__Records provided__:
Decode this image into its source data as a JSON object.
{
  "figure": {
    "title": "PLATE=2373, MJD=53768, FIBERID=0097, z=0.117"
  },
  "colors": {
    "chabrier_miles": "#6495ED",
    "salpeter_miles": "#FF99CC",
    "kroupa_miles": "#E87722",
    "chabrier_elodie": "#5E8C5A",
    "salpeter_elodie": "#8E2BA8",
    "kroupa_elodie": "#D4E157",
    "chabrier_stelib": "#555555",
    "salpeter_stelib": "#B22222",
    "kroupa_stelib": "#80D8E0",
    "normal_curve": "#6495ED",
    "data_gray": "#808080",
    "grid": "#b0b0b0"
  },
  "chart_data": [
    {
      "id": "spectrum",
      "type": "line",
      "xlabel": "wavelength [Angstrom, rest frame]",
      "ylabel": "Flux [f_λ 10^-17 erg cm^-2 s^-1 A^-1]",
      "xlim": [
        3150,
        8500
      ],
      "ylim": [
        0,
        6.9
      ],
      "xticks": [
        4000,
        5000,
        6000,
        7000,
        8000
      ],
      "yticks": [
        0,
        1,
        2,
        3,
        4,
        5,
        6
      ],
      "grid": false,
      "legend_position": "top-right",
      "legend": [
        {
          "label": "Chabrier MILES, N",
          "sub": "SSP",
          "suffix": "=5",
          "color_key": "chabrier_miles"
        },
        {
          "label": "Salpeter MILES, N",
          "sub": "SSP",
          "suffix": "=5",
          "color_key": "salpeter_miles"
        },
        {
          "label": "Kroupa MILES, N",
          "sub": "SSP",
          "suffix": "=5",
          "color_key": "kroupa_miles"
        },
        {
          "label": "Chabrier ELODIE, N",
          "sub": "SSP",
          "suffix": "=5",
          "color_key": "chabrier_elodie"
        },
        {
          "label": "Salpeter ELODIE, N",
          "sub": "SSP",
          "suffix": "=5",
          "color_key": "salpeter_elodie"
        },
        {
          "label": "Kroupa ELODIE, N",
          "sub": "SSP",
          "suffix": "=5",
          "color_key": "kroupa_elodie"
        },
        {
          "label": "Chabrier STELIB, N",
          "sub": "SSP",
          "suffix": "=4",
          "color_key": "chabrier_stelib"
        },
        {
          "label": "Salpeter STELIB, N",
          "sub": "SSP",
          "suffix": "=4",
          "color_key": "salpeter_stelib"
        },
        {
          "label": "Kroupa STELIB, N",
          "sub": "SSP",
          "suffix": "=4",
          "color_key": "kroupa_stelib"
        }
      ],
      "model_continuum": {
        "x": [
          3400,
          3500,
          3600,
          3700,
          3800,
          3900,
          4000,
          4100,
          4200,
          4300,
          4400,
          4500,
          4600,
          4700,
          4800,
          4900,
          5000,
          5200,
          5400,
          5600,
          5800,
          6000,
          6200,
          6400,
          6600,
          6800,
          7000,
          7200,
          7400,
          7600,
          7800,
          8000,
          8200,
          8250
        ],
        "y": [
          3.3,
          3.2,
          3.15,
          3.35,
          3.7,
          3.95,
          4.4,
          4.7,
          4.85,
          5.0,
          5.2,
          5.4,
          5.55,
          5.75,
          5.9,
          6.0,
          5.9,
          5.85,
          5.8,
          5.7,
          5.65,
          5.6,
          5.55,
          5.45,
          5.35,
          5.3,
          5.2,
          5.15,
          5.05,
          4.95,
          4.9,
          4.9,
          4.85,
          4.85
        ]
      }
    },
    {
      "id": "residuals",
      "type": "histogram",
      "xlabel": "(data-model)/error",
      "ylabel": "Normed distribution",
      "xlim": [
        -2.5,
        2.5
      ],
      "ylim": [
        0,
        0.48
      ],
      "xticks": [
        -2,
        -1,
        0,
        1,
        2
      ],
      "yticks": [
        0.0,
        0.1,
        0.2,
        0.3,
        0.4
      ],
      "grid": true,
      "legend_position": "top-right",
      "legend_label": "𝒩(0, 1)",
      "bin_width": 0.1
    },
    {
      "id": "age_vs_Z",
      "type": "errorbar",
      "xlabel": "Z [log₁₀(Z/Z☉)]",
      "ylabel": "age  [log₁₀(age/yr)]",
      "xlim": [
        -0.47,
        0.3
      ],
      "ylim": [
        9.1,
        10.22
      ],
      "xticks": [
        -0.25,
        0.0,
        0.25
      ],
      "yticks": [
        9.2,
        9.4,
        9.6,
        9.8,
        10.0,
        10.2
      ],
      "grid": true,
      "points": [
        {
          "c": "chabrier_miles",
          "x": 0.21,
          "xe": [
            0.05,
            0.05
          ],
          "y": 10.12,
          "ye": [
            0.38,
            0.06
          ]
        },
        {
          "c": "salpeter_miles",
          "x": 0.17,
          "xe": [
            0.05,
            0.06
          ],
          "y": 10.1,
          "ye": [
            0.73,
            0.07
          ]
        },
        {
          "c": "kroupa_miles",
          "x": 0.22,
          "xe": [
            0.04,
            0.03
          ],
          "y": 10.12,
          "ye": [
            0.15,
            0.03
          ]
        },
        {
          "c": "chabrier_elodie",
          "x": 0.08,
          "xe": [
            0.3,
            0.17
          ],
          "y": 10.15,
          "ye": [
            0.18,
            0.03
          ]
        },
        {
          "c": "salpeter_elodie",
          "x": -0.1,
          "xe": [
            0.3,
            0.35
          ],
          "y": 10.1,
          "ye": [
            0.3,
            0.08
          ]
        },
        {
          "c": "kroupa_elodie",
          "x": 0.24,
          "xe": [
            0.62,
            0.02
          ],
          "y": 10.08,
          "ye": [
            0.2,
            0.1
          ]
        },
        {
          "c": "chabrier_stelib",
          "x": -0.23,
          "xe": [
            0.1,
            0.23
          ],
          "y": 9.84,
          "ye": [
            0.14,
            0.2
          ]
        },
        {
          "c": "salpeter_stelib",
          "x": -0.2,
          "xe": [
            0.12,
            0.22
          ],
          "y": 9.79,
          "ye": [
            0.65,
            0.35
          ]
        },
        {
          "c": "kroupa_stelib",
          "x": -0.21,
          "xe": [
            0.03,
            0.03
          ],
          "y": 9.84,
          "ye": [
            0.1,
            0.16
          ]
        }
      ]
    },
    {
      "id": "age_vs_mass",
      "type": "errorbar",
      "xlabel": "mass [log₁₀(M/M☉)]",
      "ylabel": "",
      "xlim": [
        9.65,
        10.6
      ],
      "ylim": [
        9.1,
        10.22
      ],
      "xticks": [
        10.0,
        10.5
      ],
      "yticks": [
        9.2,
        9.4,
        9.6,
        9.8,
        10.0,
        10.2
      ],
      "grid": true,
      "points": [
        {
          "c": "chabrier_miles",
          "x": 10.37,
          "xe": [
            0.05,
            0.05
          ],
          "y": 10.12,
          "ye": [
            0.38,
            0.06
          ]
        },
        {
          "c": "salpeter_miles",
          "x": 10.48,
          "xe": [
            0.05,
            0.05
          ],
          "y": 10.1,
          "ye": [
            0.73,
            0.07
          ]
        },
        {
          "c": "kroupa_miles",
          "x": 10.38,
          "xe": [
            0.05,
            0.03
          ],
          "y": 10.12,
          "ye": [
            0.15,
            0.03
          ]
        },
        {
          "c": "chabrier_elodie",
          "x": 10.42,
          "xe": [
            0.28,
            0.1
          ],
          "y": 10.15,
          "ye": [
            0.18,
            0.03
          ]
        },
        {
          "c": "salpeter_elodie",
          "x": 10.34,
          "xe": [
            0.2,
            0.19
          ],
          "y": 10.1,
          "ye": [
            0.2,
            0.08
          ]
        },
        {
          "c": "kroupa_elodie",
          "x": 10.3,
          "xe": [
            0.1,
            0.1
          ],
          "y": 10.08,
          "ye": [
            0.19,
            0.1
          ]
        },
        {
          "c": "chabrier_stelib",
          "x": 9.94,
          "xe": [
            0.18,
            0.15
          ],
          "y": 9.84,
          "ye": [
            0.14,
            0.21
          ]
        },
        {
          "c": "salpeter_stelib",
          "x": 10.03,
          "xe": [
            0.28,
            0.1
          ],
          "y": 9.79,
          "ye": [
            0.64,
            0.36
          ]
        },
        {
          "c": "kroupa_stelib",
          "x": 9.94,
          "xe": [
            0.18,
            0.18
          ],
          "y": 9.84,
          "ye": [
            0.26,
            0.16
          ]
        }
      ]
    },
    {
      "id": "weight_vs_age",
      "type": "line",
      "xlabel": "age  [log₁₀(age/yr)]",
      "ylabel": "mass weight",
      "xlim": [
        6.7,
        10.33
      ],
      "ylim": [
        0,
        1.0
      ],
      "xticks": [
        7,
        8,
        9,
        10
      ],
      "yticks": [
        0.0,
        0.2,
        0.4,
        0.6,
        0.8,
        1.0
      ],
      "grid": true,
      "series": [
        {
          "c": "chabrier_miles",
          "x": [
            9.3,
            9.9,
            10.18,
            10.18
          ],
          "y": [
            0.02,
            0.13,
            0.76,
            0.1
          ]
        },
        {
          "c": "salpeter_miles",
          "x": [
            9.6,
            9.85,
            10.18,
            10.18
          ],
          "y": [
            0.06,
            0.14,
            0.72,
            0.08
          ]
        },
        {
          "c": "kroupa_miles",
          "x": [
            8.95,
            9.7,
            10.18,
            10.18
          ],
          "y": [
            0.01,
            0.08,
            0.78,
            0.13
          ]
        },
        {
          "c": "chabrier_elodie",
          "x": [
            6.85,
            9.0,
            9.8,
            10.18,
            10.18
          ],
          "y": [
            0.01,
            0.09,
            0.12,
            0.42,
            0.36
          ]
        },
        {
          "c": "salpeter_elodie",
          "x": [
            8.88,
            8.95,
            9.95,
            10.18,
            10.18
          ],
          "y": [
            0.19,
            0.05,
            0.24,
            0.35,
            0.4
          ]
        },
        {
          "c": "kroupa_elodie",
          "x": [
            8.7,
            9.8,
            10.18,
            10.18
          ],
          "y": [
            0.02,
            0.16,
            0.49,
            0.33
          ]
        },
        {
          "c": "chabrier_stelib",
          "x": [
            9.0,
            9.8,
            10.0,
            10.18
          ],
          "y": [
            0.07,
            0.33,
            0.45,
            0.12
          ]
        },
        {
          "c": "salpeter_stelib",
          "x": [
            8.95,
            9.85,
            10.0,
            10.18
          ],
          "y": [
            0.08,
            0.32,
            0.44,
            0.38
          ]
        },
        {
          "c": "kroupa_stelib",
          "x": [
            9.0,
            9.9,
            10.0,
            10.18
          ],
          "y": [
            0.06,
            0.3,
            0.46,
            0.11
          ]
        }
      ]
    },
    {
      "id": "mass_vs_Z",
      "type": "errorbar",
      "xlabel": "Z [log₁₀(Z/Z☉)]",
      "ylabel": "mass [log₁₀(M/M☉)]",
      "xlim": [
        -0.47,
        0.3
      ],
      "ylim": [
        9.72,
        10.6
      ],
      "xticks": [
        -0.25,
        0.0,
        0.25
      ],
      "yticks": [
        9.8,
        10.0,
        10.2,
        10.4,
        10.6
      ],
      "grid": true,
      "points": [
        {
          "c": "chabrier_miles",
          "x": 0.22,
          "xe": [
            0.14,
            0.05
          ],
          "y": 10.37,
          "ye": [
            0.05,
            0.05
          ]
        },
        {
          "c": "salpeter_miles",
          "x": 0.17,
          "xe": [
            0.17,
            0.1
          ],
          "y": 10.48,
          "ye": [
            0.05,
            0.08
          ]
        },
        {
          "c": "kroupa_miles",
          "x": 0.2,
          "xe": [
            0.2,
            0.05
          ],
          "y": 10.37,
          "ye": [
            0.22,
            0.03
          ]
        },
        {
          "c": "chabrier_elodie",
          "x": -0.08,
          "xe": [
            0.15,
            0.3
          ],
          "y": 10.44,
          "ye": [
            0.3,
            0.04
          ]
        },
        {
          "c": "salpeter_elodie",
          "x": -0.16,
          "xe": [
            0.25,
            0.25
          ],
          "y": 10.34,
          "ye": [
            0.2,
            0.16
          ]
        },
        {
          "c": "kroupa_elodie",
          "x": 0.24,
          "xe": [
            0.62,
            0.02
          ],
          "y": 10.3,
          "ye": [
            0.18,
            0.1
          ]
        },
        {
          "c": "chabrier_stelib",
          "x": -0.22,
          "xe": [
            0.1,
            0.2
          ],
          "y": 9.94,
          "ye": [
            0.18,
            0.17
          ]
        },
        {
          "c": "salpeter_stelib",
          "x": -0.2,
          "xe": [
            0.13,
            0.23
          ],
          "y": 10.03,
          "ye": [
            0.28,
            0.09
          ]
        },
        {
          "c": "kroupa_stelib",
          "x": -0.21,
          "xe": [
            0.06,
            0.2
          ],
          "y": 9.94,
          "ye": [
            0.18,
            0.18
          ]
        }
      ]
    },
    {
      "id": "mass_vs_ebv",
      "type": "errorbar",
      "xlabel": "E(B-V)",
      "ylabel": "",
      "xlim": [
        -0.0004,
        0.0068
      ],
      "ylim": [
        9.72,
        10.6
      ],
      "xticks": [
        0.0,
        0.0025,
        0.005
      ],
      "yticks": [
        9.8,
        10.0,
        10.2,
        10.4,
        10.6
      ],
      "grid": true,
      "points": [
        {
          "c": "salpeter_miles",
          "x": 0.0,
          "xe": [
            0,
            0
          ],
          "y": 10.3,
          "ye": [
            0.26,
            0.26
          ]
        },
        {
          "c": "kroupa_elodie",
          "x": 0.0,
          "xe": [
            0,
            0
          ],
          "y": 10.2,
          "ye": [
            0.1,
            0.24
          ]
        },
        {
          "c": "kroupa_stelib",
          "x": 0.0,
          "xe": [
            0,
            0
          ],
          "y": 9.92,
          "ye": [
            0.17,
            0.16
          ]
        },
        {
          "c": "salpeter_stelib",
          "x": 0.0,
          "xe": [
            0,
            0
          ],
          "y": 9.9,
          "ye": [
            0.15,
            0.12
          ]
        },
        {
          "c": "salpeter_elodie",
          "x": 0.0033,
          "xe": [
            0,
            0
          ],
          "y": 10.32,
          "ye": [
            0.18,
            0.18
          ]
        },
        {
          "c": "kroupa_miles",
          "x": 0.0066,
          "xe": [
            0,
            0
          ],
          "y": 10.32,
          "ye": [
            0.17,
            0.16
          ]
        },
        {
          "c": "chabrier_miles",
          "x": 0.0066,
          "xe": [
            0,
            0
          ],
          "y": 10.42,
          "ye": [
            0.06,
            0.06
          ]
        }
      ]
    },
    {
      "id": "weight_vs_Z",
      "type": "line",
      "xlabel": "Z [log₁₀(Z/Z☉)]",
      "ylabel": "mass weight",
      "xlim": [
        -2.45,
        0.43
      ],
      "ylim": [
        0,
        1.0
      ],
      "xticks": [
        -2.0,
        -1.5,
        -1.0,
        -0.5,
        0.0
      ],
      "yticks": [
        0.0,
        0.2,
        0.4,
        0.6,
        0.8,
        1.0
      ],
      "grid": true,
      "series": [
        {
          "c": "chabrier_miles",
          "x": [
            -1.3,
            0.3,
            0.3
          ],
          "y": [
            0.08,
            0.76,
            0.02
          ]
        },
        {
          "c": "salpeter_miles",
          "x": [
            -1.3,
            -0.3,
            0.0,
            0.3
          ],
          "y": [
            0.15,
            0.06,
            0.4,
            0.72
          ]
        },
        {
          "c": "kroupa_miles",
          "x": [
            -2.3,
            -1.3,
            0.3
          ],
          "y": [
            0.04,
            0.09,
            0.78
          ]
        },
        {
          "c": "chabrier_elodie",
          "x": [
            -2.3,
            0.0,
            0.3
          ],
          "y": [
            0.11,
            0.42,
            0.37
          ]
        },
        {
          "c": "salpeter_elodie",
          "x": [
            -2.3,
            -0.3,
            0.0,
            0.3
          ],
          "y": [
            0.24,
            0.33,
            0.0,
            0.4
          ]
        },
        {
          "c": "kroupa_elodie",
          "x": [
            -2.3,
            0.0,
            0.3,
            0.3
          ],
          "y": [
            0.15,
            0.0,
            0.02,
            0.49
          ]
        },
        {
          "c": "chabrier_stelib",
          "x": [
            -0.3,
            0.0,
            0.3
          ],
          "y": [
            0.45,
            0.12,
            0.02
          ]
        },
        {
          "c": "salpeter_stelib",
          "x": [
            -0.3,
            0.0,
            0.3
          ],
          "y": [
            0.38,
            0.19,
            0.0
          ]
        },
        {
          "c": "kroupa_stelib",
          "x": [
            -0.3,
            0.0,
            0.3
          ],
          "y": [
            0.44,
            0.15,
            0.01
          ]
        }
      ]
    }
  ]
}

__What this task involves__:
Report all lines of the data above that include the string "log₁₀".

__Full answer__:
      "xlabel": "Z [log₁₀(Z/Z☉)]",
      "ylabel": "age  [log₁₀(age/yr)]",
      "xlabel": "mass [log₁₀(M/M☉)]",
      "xlabel": "age  [log₁₀(age/yr)]",
      "xlabel": "Z [log₁₀(Z/Z☉)]",
      "ylabel": "mass [log₁₀(M/M☉)]",
      "xlabel": "Z [log₁₀(Z/Z☉)]",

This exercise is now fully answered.